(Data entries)
-- BEGIN --
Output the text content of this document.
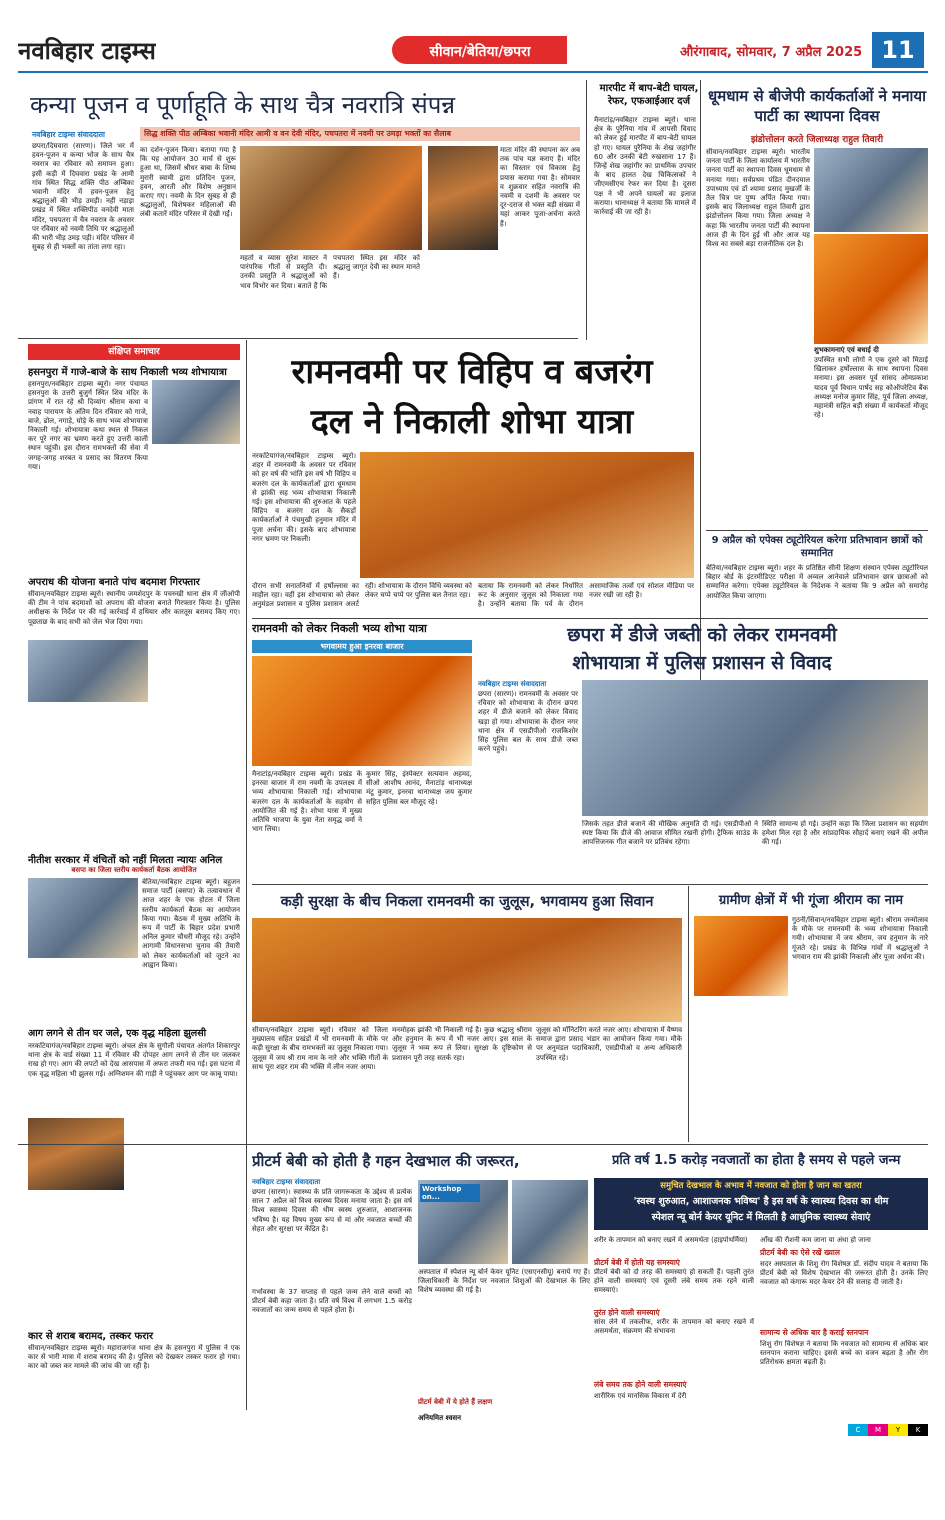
नवबिहार टाइम्स	सीवान/बेतिया/छपरा	औरंगाबाद, सोमवार, 7 अप्रैल 2025 11
कन्या पूजन व पूर्णाहूति के साथ चैत्र नवरात्रि संपन्न
नवबिहार टाइम्स संवाददाता	सिद्ध शक्ति पीठ अम्बिका भवानी मंदिर आमी व वन देवी मंदिर, पचपतरा में नवमी पर उमड़ा भक्तों का सैलाब
छपरा/दिघवारा (सारण)। जिले भर में हवन-पूजन व कन्या भोज के साथ चैत्र नवरात्र का रविवार को समापन हुआ। इसी कड़ी में दिघवारा प्रखंड के आमी गांव स्थित सिद्ध शक्ति पीठ अम्बिका भवानी मंदिर में हवन-पूजन हेतु श्रद्धालुओं की भीड़ उमड़ी। नहीं नड़ाइा प्रखंड में स्थित शक्तिपीठ वनदेवी माता मंदिर, पचपतरा में चैत्र नवरात्र के अवसर पर रविवार को नवमी तिथि पर श्रद्धालुओं की भारी भीड़ उमड़ पड़ी। मंदिर परिसर में सुबह से ही भक्तों का तांता लगा रहा।
का दर्शन-पूजन किया। बताया गया है कि यह आयोजन 30 मार्च से शुरू हुआ था, जिसमें श्रीधर बाबा के शिष्य मुरारी स्वामी द्वारा प्रतिदिन पूजन, हवन, आरती और विशेष अनुष्ठान कराए गए। नवमी के दिन सुबह से ही श्रद्धालुओं, विशेषकर महिलाओं की लंबी कतारें मंदिर परिसर में देखी गईं।
महतो व व्यास सुरेश मास्टर ने पारंपरिक गीतों से प्रस्तुति दी। उनकी प्रस्तुति ने श्रद्धालुओं को भाव विभोर कर दिया। बताते हैं कि पचपतरा स्थित इस मंदिर को श्रद्धालु जागृत देवी का स्थान मानते हैं।
माता मंदिर की स्थापना कर अब तक पांच यज्ञ कराए हैं। मंदिर का विस्तार एवं विकास हेतु प्रयास कराया गया है। सोमवार व शुक्रवार सहित नवरात्रि की नवमी व दशमी के अवसर पर दूर-दराज से भक्त बड़ी संख्या में यहां आकर पूजा-अर्चना करते हैं।
मारपीट में बाप-बेटी घायल, रेफर, एफआईआर दर्ज
मैनाटांड़/नवबिहार टाइम्स ब्यूरो। थाना क्षेत्र के पुरैनिया गांव में आपसी विवाद को लेकर हुई मारपीट में बाप-बेटी घायल हो गए। घायल पुरैनिया के शेख जहांगीर 60 और उनकी बेटी रुखसाना 17 हैं। जिन्हें शेख जहांगीर का प्राथमिक उपचार के बाद हालत देख चिकित्सकों ने जीएमसीएच रेफर कर दिया है। दूसरा पक्ष ने भी अपने घायलों का इलाज कराया। थानाध्यक्ष ने बताया कि मामले में कार्रवाई की जा रही है।
धूमधाम से बीजेपी कार्यकर्ताओं ने मनाया पार्टी का स्थापना दिवस
झंडोत्तोलन करते जिलाध्यक्ष राहुल तिवारी
सीवान/नवबिहार टाइम्स ब्यूरो। भारतीय जनता पार्टी के जिला कार्यालय में भारतीय जनता पार्टी का स्थापना दिवस धूमधाम से मनाया गया। सर्वप्रथम पंडित दीनदयाल उपाध्याय एवं डॉ श्यामा प्रसाद मुखर्जी के तैल चित्र पर पुष्प अर्पित किया गया। इसके बाद जिलाध्यक्ष राहुल तिवारी द्वारा झंडोत्तोलन किया गया। जिला अध्यक्ष ने कहा कि भारतीय जनता पार्टी की स्थापना आज ही के दिन हुई थी और आज यह विश्व का सबसे बड़ा राजनीतिक दल है।
शुभकामनाएं एवं बधाई दी
उपस्थित सभी लोगों ने एक दूसरे को मिठाई खिलाकर हर्षोल्लास के साथ स्थापना दिवस मनाया। इस अवसर पूर्व सांसद ओमप्रकाश यादव पूर्व विधान पार्षद सह कोऑपरेटिव बैंक अध्यक्ष मनोज कुमार सिंह, पूर्व जिला अध्यक्ष, महामंत्री सहित बड़ी संख्या में कार्यकर्ता मौजूद रहे।
9 अप्रैल को एपेक्स ट्यूटोरियल करेगा प्रतिभावान छात्रों को सम्मानित
बेतिया/नवबिहार टाइम्स ब्यूरो। शहर के प्रतिष्ठित सीनी शिक्षण संस्थान एपेक्स ट्यूटोरियल बिहार बोर्ड के इंटरमीडिएट परीक्षा में अव्वल आनेवाले प्रतिभावान छात्र छात्राओं को सम्मानित करेगा। एपेक्स ट्यूटोरियल के निदेशक ने बताया कि 9 अप्रैल को समारोह आयोजित किया जाएगा।
संक्षिप्त समाचार
हसनपुरा में गाजे-बाजे के साथ निकाली भव्य शोभायात्रा
हसनपुरा/नवबिहार टाइम्स ब्यूरो। नगर पंचायत हसनपुरा के उत्तरी बुजुर्ग स्थित शिव मंदिर के प्रांगण में रात रहे श्री दिव्यांग श्रीराम कथा व नवाह पारायण के अंतिम दिन रविवार को गाजे, बाजे, ढोल, नगाड़े, घोड़े के साथ भव्य शोभायात्रा निकाली गई। शोभायात्रा कथा स्थल से निकल कर पूरे नगर का भ्रमण करते हुए उत्तरी काली स्थान पहुंची। इस दौरान रामभक्तों की सेवा में जगह-जगह शरबत व प्रसाद का वितरण किया गया।
अपराध की योजना बनाते पांच बदमाश गिरफ्तार
सीवान/नवबिहार टाइम्स ब्यूरो। स्थानीय जमशेदपुर के पचरुखी थाना क्षेत्र में जीओपी की टीम ने पांच बदमाशों को अपराध की योजना बनाते गिरफ्तार किया है। पुलिस अधीक्षक के निर्देश पर की गई कार्रवाई में हथियार और कारतूस बरामद किए गए। पूछताछ के बाद सभी को जेल भेज दिया गया।
नीतीश सरकार में वंचितों को नहीं मिलता न्यायः अनिल
बसपा का जिला स्तरीय कार्यकर्ता बैठक आयोजित
बेतिया/नवबिहार टाइम्स ब्यूरो। बहुजन समाज पार्टी (बसपा) के तत्वावधान में आज शहर के एक होटल में जिला स्तरीय कार्यकर्ता बैठक का आयोजन किया गया। बैठक में मुख्य अतिथि के रूप में पार्टी के बिहार प्रदेश प्रभारी अनिल कुमार चौधरी मौजूद रहे। उन्होंने आगामी विधानसभा चुनाव की तैयारी को लेकर कार्यकर्ताओं को जुटने का आह्वान किया।
आग लगने से तीन घर जले, एक वृद्ध महिला झुलसी
नरकटियागंज/नवबिहार टाइम्स ब्यूरो। अंचल क्षेत्र के सुगौली पंचायत अंतर्गत शिकारपुर थाना क्षेत्र के वार्ड संख्या 11 में रविवार की दोपहर आग लगने से तीन घर जलकर राख हो गए। आग की लपटों को देख आसपास में अफरा तफरी मच गई। इस घटना में एक वृद्ध महिला भी झुलस गई। अग्निशमन की गाड़ी ने पहुंचकर आग पर काबू पाया।
कार से शराब बरामद, तस्कर फरार
सीवान/नवबिहार टाइम्स ब्यूरो। महाराजगंज थाना क्षेत्र के हसनपुरा में पुलिस ने एक कार से भारी मात्रा में शराब बरामद की है। पुलिस को देखकर तस्कर फरार हो गया। कार को जब्त कर मामले की जांच की जा रही है।
रामनवमी पर विहिप व बजरंग
दल ने निकाली शोभा यात्रा
नरकटियागंज/नवबिहार टाइम्स ब्यूरो। शहर में रामनवमी के अवसर पर रविवार को हर वर्ष की भांति इस वर्ष भी विहिप व बजरंग दल के कार्यकर्ताओं द्वारा धूमधाम से झांकी सह भव्य शोभायात्रा निकाली गई। इस शोभायात्रा की शुरुआत के पहले विहिप व बजरंग दल के सैकड़ों कार्यकर्ताओं ने पंचमुखी हनुमान मंदिर में पूजा अर्चना की। इसके बाद शोभायात्रा नगर भ्रमण पर निकली।
दौरान सभी सनातनियों में हर्षोल्लास का माहौल रहा। वहीं इस शोभायात्रा को लेकर अनुमंडल प्रशासन व पुलिस प्रशासन अलर्ट रही। शोभायात्रा के दौरान विधि व्यवस्था को लेकर चप्पे चप्पे पर पुलिस बल तैनात रहा।
बताया कि रामनवमी को लेकर निर्धारित रूट के अनुसार जुलूस को निकाला गया है। उन्होंने बताया कि पर्व के दौरान असामाजिक तत्वों एवं सोशल मीडिया पर नजर रखी जा रही है।
रामनवमी को लेकर निकली भव्य शोभा यात्रा
भगवामय हुआ इनरवा बाजार
मैनाटांड़/नवबिहार टाइम्स ब्यूरो। प्रखंड के इनरवा बाजार में राम नवमी के उपलक्ष्य में भव्य शोभायात्रा निकाली गई। शोभायात्रा बजरंग दल के कार्यकर्ताओं के सहयोग से आयोजित की गई है। शोभा यात्रा में मुख्य अतिथि भाजपा के युवा नेता समृद्ध वर्मा ने भाग लिया।
कुमार सिंह, इंस्पेक्टर सत्यवान अहमद, सीओ आशीष आनंद, मैनाटांड़ थानाध्यक्ष मंटू कुमार, इनरवा थानाध्यक्ष जय कुमार सहित पुलिस बल मौजूद रहे।
छपरा में डीजे जब्ती को लेकर रामनवमी
शोभायात्रा में पुलिस प्रशासन से विवाद
नवबिहार टाइम्स संवाददाता
छपरा (सारण)। रामनवमी के अवसर पर रविवार को शोभायात्रा के दौरान छपरा शहर में डीजे बजाने को लेकर विवाद खड़ा हो गया। शोभायात्रा के दौरान नगर थाना क्षेत्र में एसडीपीओ राजकिशोर सिंह पुलिस बल के साथ डीजे जब्त करने पहुंचे।
जिसके तहत डीजे बजाने की मौखिक अनुमति दी गई। एसडीपीओ ने स्पष्ट किया कि डीजे की आवाज सीमित रखनी होगी। ट्रैफिक साउंड के आपत्तिजनक गीत बजाने पर प्रतिबंध रहेगा।
स्थिति सामान्य हो गई। उन्होंने कहा कि जिला प्रशासन का सहयोग हमेशा मिल रहा है और सांप्रदायिक सौहार्द बनाए रखने की अपील की गई।
कड़ी सुरक्षा के बीच निकला रामनवमी का जुलूस, भगवामय हुआ सिवान
सीवान/नवबिहार टाइम्स ब्यूरो। रविवार को जिला मुख्यालय सहित प्रखंडों में भी रामनवमी के मौके पर कड़ी सुरक्षा के बीच रामभक्तों का जुलूस निकाला गया। जुलूस में जय श्री राम नाम के नारे और भक्ति गीतों के साथ पूरा शहर राम की भक्ति में लीन नजर आया।
मनमोहक झांकी भी निकाली गई है। कुछ श्रद्धालु श्रीराम और हनुमान के रूप में भी नजर आए। इस साल के जुलूस ने भव्य रूप ले लिया। सुरक्षा के दृष्टिकोण से प्रशासन पूरी तरह सतर्क रहा।
जुलूस को मॉनिटरिंग करते नजर आए। शोभायात्रा में वैष्णव समाज द्वारा प्रसाद भंडार का आयोजन किया गया। मौके पर अनुमंडल पदाधिकारी, एसडीपीओ व अन्य अधिकारी उपस्थित रहे।
ग्रामीण क्षेत्रों में भी गूंजा श्रीराम का नाम
गुठनी/सिवान/नवबिहार टाइम्स ब्यूरो। श्रीराम जन्मोत्सव के मौके पर रामनवमी के भव्य शोभायात्रा निकाली गयी। शोभायात्रा में जय श्रीराम, जय हनुमान के नारे गूंजते रहे। प्रखंड के विभिन्न गांवों में श्रद्धालुओं ने भगवान राम की झांकी निकाली और पूजा अर्चना की।
प्रीटर्म बेबी को होती है गहन देखभाल की जरूरत,	प्रति वर्ष 1.5 करोड़ नवजातों का होता है समय से पहले जन्म
नवबिहार टाइम्स संवाददाता
छपरा (सारण)। स्वास्थ्य के प्रति जागरूकता के उद्देश्य से प्रत्येक साल 7 अप्रैल को विश्व स्वास्थ्य दिवस मनाया जाता है। इस वर्ष विश्व स्वास्थ्य दिवस की थीम स्वस्थ शुरुआत, आशाजनक भविष्य है। यह विषय मुख्य रूप से मां और नवजात बच्चों की सेहत और सुरक्षा पर केंद्रित है।
गर्भावस्था के 37 सप्ताह से पहले जन्म लेने वाले बच्चों को प्रीटर्म बेबी कहा जाता है। प्रति वर्ष विश्व में लगभग 1.5 करोड़ नवजातों का जन्म समय से पहले होता है।
Workshop on...
अस्पताल में स्पेशल न्यू बोर्न केयर यूनिट (एसएनसीयू) बनाये गए हैं। जिलाधिकारी के निर्देश पर नवजात शिशुओं की देखभाल के लिए विशेष व्यवस्था की गई है।
अनियमित श्वसन
प्रीटर्म बेबी में ये होते हैं लक्षण
समुचित देखभाल के अभाव में नवजात को होता है जान का खतरा
'स्वस्थ शुरुआत, आशाजनक भविष्य' है इस वर्ष के स्वास्थ्य दिवस का थीम
स्पेशल न्यू बोर्न केयर यूनिट में मिलती है आधुनिक स्वास्थ्य सेवाएं
शरीर के तापमान को बनाए रखने में असमर्थता (हाइपोथर्मिया)
प्रीटर्म बेबी में होती यह समस्याएं
प्रीटर्म बेबी को दो तरह की समस्याएं हो सकती हैं। पहली तुरंत होने वाली समस्याएं एवं दूसरी लंबे समय तक रहने वाली समस्याएं।
तुरंत होने वाली समस्याएं
सांस लेने में तकलीफ, शरीर के तापमान को बनाए रखने में असमर्थता, संक्रमण की संभावना
लंबे समय तक होने वाली समस्याएं
शारीरिक एवं मानसिक विकास में देरी
आँख की रौशनी कम जाना या अंधा हो जाना
प्रीटर्म बेबी का ऐसे रखें ख्याल
सदर अस्पताल के शिशु रोग विशेषज्ञ डॉ. संदीप यादव ने बताया कि प्रीटर्म बेबी को विशेष देखभाल की जरूरत होती है। उनके लिए नवजात को कंगारू मदर केयर देने की सलाह दी जाती है।
सामान्य से अधिक बार है कराई स्तनपान
शिशु रोग विशेषज्ञ ने बताया कि नवजात को सामान्य से अधिक बार स्तनपान कराना चाहिए। इससे बच्चे का वजन बढ़ता है और रोग प्रतिरोधक क्षमता बढ़ती है।
C	M	Y	K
-- END --
## What is expected
Within the records above, how many lines include the word "अवसर"? State the number by itself.

## Solution to this task
5